▸ **WRITTEN INSTRUCTION**
Which lines contain the string "this"? Please list every one of them.

— START OF SOURCE DATA —

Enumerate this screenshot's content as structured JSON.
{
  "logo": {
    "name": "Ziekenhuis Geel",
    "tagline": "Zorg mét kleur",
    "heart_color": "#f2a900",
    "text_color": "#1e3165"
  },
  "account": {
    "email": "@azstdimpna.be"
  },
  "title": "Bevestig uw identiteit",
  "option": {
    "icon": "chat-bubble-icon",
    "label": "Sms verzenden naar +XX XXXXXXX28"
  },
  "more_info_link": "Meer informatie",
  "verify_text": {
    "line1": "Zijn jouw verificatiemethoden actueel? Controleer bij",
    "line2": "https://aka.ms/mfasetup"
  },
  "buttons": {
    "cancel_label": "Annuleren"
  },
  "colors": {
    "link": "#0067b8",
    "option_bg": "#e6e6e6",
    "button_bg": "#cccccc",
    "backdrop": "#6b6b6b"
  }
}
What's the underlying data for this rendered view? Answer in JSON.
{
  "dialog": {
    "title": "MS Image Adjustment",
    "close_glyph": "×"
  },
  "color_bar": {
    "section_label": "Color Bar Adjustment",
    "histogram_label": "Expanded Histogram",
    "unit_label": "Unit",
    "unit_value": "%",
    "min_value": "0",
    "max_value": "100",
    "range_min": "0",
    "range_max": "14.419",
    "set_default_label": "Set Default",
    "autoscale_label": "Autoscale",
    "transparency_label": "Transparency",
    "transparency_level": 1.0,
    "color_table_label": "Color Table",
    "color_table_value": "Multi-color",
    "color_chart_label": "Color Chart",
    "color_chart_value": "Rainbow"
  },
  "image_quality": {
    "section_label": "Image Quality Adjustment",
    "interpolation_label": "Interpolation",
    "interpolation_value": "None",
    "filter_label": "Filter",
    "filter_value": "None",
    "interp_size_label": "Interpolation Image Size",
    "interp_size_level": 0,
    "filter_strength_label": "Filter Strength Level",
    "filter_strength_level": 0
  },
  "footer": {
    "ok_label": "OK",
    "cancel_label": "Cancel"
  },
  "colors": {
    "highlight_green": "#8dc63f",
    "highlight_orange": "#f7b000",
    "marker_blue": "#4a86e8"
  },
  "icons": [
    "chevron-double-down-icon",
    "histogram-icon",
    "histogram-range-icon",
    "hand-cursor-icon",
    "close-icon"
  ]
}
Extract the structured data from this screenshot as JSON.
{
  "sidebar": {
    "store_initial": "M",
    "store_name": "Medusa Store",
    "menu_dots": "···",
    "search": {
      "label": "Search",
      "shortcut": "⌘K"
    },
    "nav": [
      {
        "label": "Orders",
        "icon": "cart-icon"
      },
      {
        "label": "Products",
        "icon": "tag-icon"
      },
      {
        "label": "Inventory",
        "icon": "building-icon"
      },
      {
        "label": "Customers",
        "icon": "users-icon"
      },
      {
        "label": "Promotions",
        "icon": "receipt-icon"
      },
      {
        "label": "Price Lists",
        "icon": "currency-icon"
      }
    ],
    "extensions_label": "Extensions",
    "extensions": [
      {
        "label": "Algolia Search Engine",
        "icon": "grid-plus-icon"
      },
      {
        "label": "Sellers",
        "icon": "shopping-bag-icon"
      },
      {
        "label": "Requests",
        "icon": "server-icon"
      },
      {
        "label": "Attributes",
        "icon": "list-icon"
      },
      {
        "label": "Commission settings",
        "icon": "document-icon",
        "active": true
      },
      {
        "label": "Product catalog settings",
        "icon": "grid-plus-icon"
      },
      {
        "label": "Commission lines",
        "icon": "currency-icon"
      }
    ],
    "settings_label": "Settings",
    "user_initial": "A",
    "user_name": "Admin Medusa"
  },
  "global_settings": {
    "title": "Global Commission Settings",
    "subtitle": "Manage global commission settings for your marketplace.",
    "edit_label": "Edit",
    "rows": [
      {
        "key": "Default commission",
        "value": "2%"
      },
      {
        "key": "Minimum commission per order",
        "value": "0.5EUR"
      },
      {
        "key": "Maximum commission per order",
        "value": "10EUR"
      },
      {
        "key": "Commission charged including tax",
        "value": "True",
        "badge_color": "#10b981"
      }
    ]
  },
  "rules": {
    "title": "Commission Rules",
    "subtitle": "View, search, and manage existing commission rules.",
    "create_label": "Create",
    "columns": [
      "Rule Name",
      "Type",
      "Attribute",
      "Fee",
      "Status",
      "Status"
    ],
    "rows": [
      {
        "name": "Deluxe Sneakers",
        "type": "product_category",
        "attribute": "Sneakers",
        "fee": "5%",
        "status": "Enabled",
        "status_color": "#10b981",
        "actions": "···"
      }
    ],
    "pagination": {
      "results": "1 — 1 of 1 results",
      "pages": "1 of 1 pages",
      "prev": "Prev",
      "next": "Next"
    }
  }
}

— END OF SOURCE DATA —

▸ **EXPECTED ANSWER**
Enumerate this screenshot's content as structured JSON.
What's the underlying data for this rendered view? Answer in JSON.
Extract the structured data from this screenshot as JSON.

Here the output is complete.